* [Problems]
**1.** In the passage on Julian Kennedy, how many votes did Kennedy receive in the 1911 U.S. Senate election?
**2.** From the passage on Julian Kennedy, return the part that opens with the words containing "Family and Civic" and closes with "and civic reform.".

TISCO’s success made Jamshedpur the industrial heart of modern India. Kennedy’s role was not solitary—Perin, Sahlin, and later German firms also contributed—but his Pittsburgh office provided the crucial system-level expertise that enabled Tata’s dream to materialize. The project demonstrates how American engineering expertise was globalized in the pre–World War I era.
Family and Civic Context
Having made an international reputation and a great deal of money, Julian moved from the family house on Forbes Ave, to mansion he built at 5400 Forbes Ave.. He also supported his wife Eliza and her sister Lucy in their campaign for women’s suffrage and civic reform.
He criticized the police court system in Pittsburgh: “He charged that foreigners and people without funds who come before the police magistrates received little or no consideration and that the police court records show that an average of one minute is all that is allocated to each case.”
In 1908 Kennedy joined H.J. Heinz in the political reform movement to break the political machine of Major William Magee, exposing graft, bribes, and payoffs. In 1910 he gave an address in Exposition Hall on “The Spread of Vice in Pittsburgh” (mainly prostitution, gambling, and saloons). He ridiculed the light sentences given to those engaged in “the white slave trade.” He denounced “ worthless politicians who never made an honest living and never could make a success of any decent occupation “ nut “fattened off the degradation of the poor women.”
In 1911 U.S. Senators were still elected by state legislatures. Reform Republicans and Democrats formed a Keystone Party and put forward Kennedy’s name. But the machine Republican won: George T. Oliver (Republican, incumbent) – 181 votes, Julian Kennedy (listed in the official tally as Democratic but supported by Keystone/independent Republicans) – 25 votes.
His reform movement was connected to his advocacy of women’s suffrage (Compare Josiah van Orsdel). Kennedy told campaigners for women’s suffrage that “Pennsylvania is the tailender in civic virtues” and “that if women were given the vote workhouses, penitentiaries, asylums and poor houses will be but a memory on a few years.”

* [Record set]
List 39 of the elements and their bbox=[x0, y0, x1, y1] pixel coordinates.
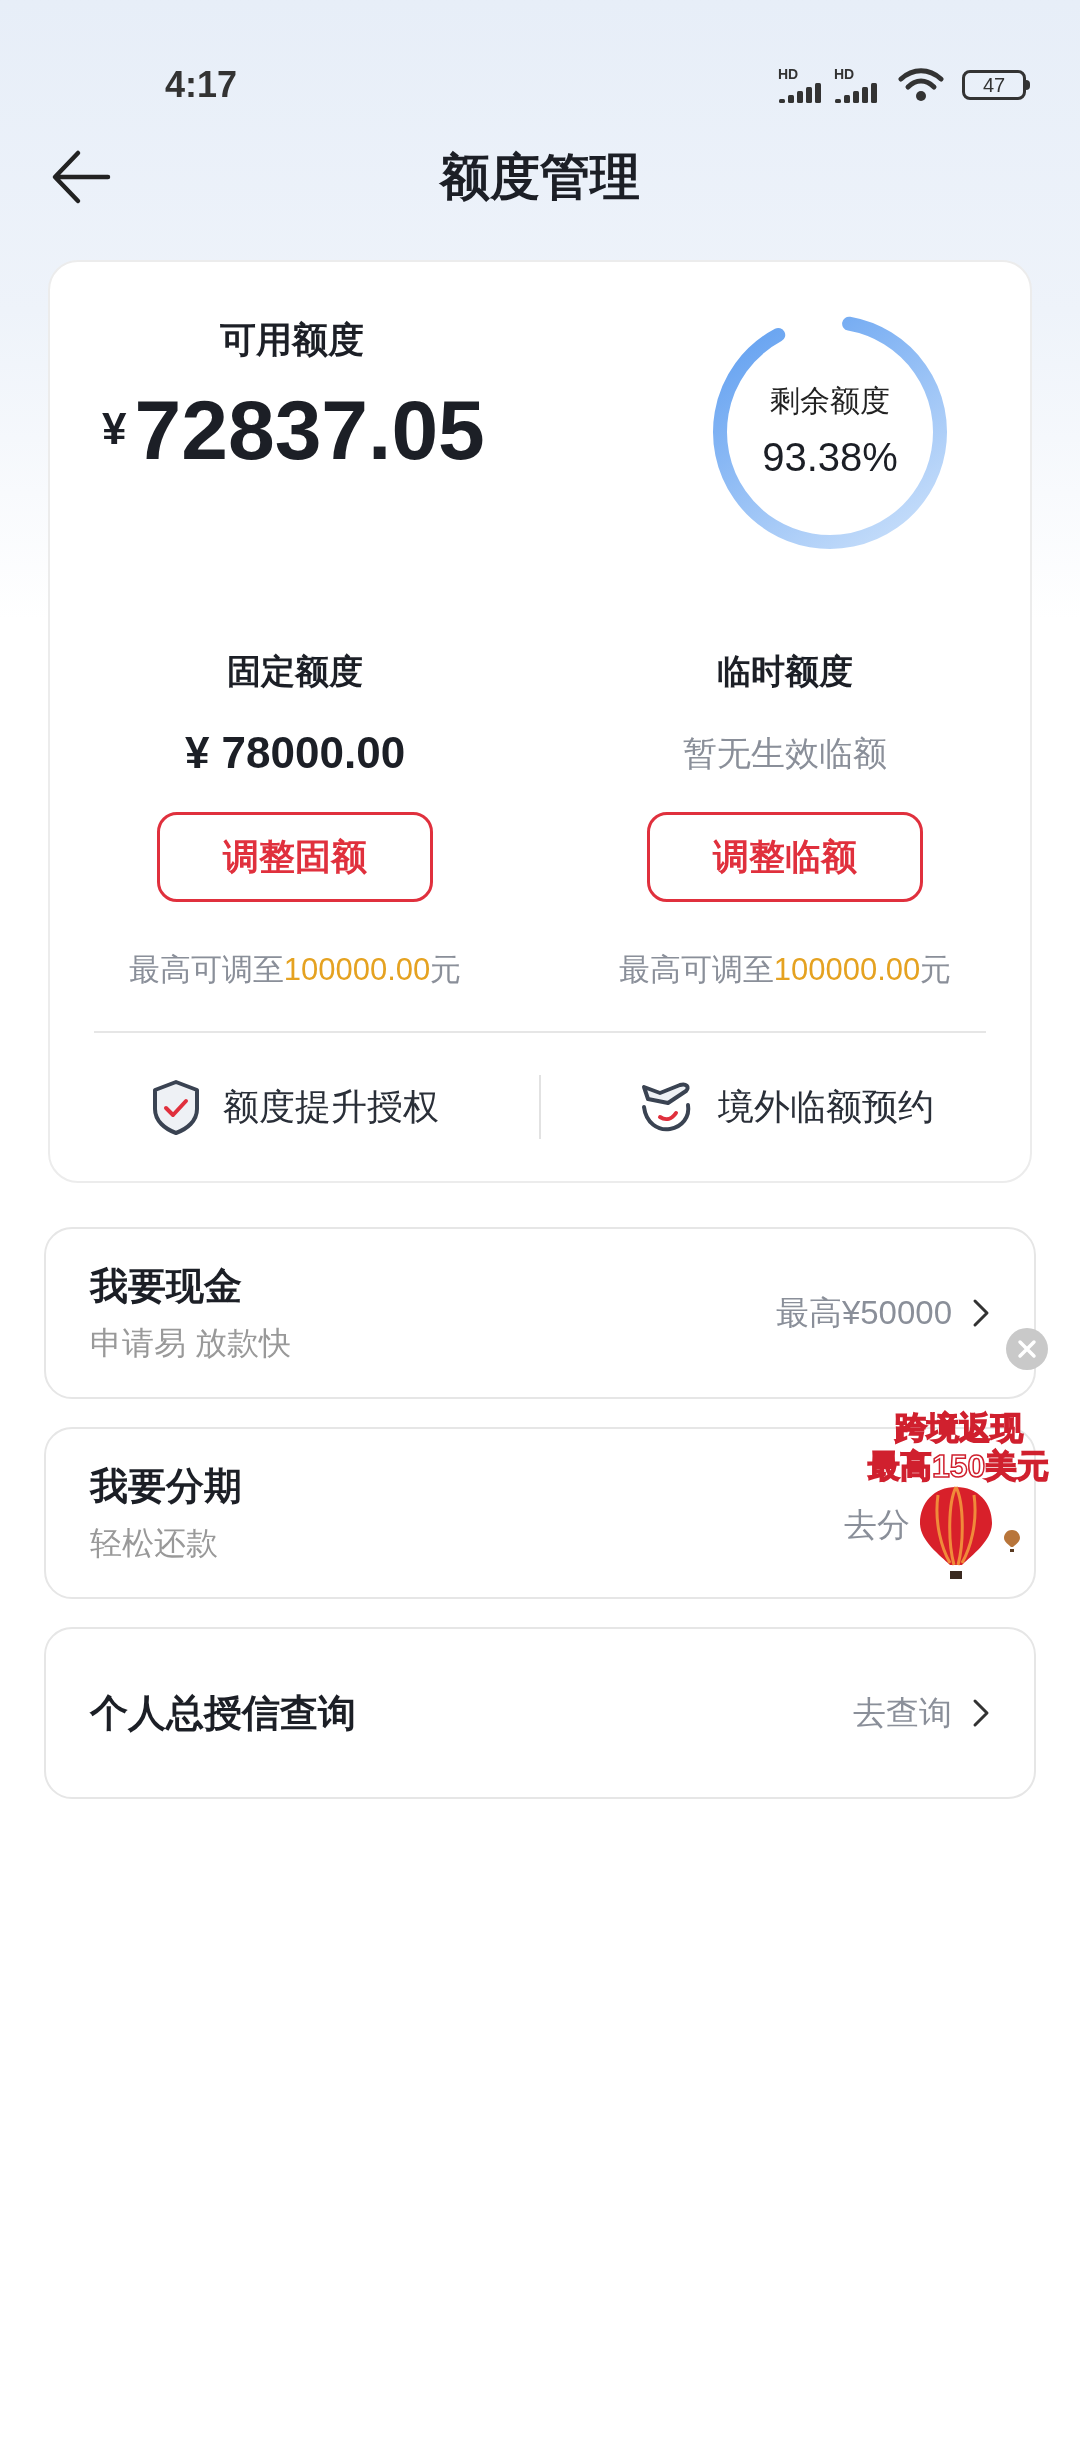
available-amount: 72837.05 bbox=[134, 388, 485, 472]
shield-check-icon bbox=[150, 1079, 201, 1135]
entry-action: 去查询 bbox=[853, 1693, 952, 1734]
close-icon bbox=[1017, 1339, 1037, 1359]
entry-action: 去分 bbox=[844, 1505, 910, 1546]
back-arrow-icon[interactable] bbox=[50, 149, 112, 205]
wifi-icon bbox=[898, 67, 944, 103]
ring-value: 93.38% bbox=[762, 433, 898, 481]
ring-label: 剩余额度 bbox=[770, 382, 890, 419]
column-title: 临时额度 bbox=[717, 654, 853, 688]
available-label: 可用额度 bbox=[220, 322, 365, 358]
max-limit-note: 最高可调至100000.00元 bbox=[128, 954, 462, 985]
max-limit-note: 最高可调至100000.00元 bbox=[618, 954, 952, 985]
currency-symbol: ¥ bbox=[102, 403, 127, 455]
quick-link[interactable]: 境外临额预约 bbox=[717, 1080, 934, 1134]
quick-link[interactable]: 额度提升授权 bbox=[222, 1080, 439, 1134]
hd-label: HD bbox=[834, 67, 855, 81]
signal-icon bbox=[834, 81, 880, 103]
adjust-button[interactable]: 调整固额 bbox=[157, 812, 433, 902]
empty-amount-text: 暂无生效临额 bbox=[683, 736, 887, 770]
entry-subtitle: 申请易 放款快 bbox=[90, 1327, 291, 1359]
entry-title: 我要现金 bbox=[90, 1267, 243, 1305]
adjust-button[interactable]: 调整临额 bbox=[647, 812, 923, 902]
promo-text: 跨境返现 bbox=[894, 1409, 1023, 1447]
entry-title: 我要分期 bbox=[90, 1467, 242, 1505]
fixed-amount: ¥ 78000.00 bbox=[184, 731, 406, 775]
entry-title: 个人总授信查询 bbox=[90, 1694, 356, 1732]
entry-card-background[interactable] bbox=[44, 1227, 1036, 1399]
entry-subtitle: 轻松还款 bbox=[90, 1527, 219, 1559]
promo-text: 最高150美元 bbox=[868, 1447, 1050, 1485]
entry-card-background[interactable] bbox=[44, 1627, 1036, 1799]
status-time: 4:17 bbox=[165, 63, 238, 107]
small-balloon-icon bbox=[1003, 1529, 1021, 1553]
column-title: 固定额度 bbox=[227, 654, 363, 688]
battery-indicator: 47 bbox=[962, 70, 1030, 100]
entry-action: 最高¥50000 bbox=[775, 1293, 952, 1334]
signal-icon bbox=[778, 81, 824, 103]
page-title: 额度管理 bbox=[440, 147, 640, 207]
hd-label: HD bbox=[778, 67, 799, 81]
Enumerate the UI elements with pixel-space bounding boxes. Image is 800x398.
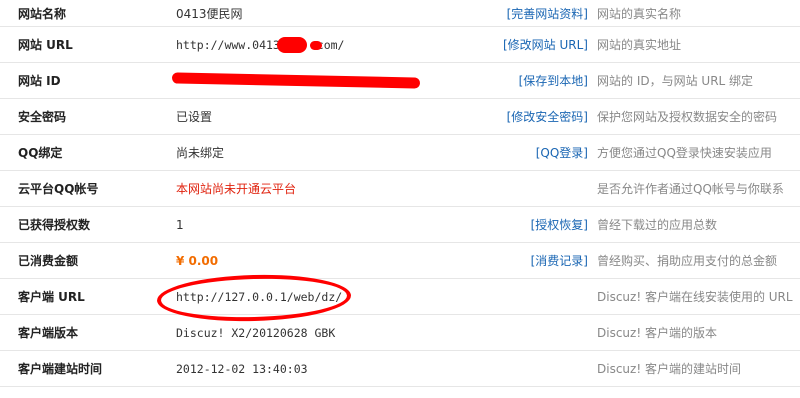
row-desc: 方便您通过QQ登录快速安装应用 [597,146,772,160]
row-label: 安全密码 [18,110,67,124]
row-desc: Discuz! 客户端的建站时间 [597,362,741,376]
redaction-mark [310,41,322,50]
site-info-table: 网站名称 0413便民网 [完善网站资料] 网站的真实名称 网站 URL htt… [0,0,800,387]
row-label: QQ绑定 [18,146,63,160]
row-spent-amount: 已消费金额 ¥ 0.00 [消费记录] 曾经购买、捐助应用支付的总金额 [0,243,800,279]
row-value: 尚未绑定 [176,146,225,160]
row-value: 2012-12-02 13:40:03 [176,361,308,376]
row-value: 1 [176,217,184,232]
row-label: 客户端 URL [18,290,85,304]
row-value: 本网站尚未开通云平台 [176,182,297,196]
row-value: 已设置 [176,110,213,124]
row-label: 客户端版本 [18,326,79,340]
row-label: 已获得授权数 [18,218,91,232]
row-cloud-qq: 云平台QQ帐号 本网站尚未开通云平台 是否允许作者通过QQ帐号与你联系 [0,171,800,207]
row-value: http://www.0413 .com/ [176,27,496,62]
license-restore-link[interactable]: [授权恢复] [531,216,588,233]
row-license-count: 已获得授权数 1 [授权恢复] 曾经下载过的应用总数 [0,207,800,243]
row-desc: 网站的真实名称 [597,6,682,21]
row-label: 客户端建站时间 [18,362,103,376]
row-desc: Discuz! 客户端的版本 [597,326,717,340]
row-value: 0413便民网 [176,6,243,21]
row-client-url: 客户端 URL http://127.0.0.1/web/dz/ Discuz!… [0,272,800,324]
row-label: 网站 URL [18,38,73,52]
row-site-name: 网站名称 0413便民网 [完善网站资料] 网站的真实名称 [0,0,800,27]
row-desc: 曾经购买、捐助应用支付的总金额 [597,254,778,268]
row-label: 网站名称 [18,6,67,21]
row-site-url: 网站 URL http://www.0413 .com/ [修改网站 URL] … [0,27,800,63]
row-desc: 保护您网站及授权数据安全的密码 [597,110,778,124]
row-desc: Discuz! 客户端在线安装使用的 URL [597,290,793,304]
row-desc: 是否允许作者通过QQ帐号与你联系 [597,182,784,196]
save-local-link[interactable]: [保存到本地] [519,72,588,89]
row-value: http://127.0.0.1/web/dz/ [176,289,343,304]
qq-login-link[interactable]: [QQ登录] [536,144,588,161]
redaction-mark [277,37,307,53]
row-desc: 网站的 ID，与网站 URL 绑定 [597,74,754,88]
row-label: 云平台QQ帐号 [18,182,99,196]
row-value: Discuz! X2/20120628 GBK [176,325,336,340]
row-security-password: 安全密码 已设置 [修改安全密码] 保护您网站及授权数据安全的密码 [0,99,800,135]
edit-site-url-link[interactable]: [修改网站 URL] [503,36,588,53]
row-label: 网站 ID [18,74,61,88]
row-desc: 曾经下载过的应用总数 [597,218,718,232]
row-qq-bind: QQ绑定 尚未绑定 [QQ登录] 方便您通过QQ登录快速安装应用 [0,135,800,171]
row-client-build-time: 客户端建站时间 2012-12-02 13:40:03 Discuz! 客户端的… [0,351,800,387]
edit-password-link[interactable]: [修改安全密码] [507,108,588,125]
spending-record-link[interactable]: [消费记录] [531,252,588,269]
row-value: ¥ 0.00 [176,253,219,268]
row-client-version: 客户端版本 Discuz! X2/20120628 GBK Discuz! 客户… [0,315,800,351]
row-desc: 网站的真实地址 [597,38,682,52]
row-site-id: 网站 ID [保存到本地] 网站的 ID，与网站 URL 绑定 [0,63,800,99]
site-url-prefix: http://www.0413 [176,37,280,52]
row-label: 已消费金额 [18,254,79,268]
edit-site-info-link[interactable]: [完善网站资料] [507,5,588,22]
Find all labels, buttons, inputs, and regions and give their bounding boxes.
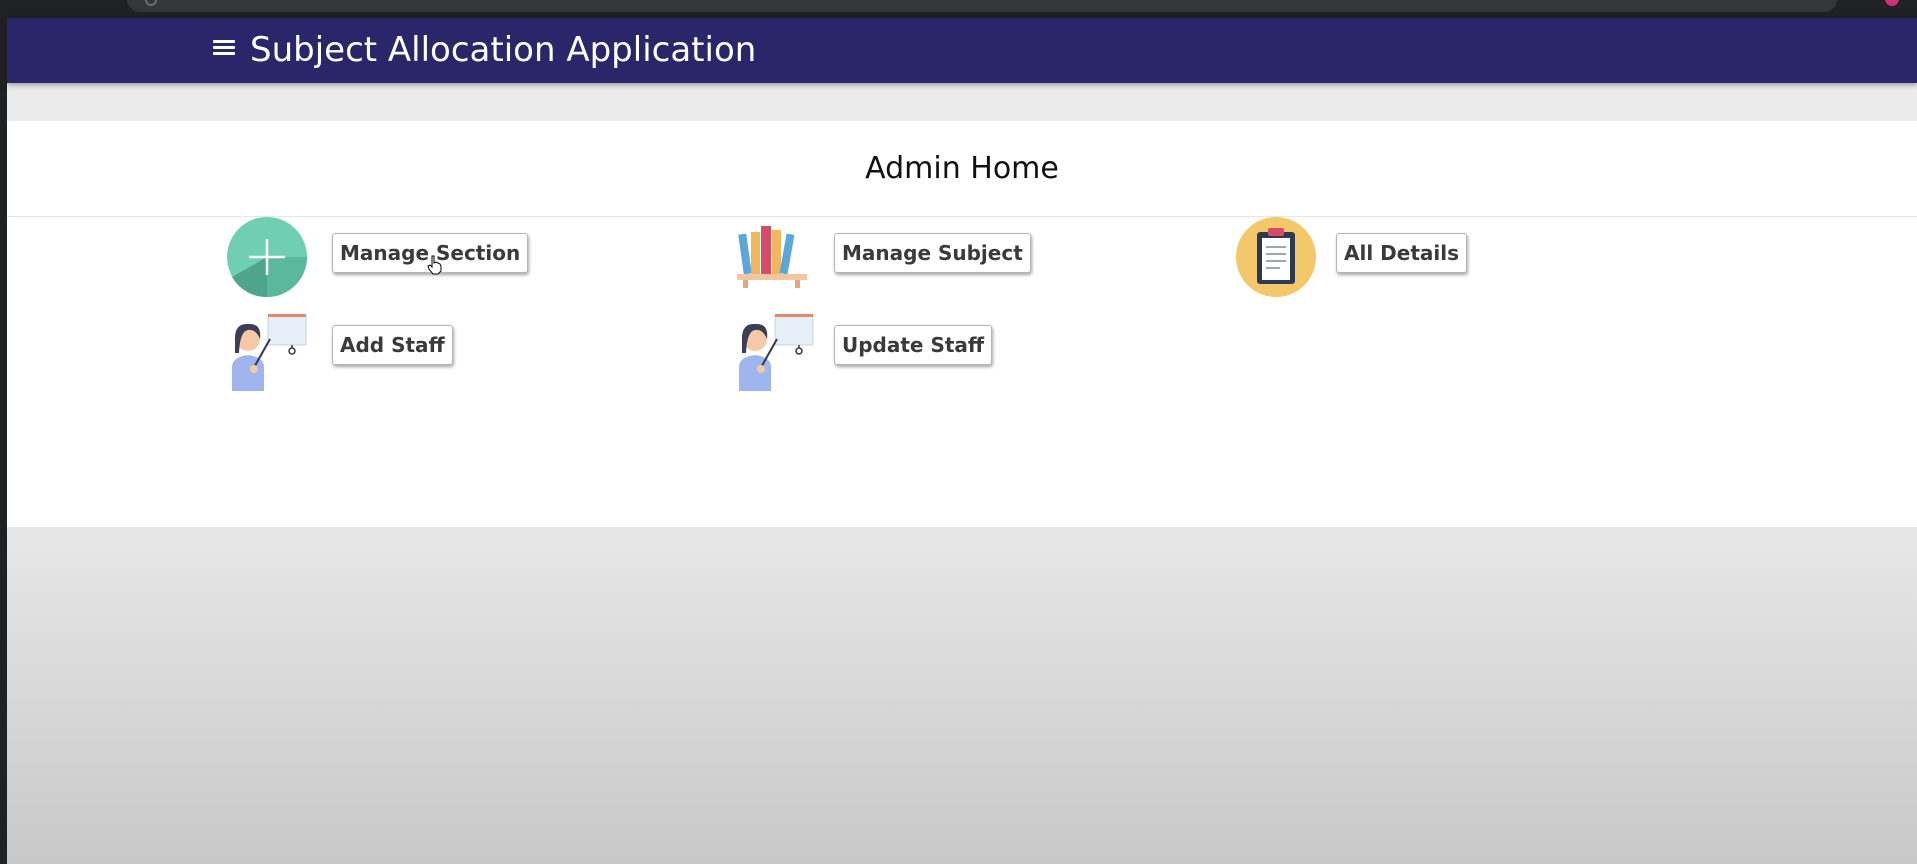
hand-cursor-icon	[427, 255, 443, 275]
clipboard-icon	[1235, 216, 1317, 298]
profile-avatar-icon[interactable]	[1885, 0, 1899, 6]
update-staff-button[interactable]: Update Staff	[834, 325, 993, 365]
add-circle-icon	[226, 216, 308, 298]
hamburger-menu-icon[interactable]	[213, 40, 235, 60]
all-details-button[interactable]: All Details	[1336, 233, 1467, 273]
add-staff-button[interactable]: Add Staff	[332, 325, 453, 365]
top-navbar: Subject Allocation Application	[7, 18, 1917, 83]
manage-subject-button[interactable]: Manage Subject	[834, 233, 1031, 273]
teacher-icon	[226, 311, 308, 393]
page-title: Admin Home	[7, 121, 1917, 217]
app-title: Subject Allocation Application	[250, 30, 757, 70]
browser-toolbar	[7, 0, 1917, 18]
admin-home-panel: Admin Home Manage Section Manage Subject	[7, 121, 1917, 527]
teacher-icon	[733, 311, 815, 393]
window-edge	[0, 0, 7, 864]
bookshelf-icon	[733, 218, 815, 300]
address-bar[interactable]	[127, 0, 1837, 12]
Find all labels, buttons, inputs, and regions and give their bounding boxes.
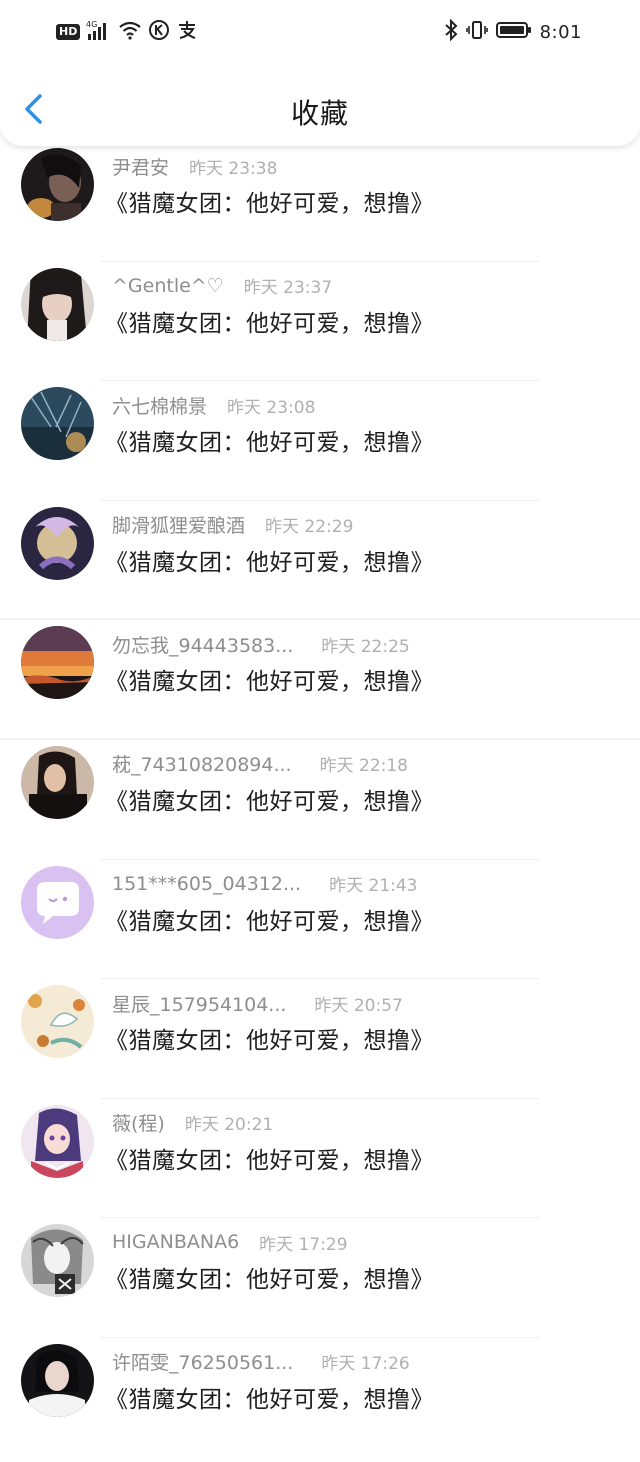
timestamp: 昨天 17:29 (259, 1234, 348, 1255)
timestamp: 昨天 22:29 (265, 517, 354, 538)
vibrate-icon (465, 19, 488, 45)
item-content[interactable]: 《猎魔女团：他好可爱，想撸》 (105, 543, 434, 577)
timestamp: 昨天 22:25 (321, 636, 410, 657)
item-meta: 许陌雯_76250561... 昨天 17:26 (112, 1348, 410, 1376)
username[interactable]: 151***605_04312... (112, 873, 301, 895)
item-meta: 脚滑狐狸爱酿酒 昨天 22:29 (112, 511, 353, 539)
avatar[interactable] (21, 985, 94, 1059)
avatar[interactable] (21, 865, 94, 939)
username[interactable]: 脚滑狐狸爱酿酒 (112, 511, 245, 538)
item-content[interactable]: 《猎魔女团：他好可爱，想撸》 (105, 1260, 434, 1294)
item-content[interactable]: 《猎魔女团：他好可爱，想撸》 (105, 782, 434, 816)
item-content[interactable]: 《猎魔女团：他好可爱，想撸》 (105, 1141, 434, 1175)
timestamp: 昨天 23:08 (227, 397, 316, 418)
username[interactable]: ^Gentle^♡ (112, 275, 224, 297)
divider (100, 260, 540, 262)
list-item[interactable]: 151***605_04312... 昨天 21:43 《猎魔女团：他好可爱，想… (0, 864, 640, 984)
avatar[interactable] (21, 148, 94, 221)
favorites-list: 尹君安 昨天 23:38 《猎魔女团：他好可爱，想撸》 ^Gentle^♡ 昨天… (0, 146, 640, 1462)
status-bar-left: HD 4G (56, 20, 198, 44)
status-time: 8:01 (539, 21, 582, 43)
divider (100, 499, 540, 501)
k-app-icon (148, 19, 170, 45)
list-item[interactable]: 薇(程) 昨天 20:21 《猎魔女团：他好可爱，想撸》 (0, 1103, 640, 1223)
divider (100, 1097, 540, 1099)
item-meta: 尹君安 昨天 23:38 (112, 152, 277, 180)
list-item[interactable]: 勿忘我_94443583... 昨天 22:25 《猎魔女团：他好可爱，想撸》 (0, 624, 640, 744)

* [Responses per task]
**1.** 25 votes.

**2.**
Family and Civic Context
Having made an international reputation and a great deal of money, Julian moved from the family house on Forbes Ave, to mansion he built at 5400 Forbes Ave.. He also supported his wife Eliza and her sister Lucy in their campaign for women’s suffrage and civic reform.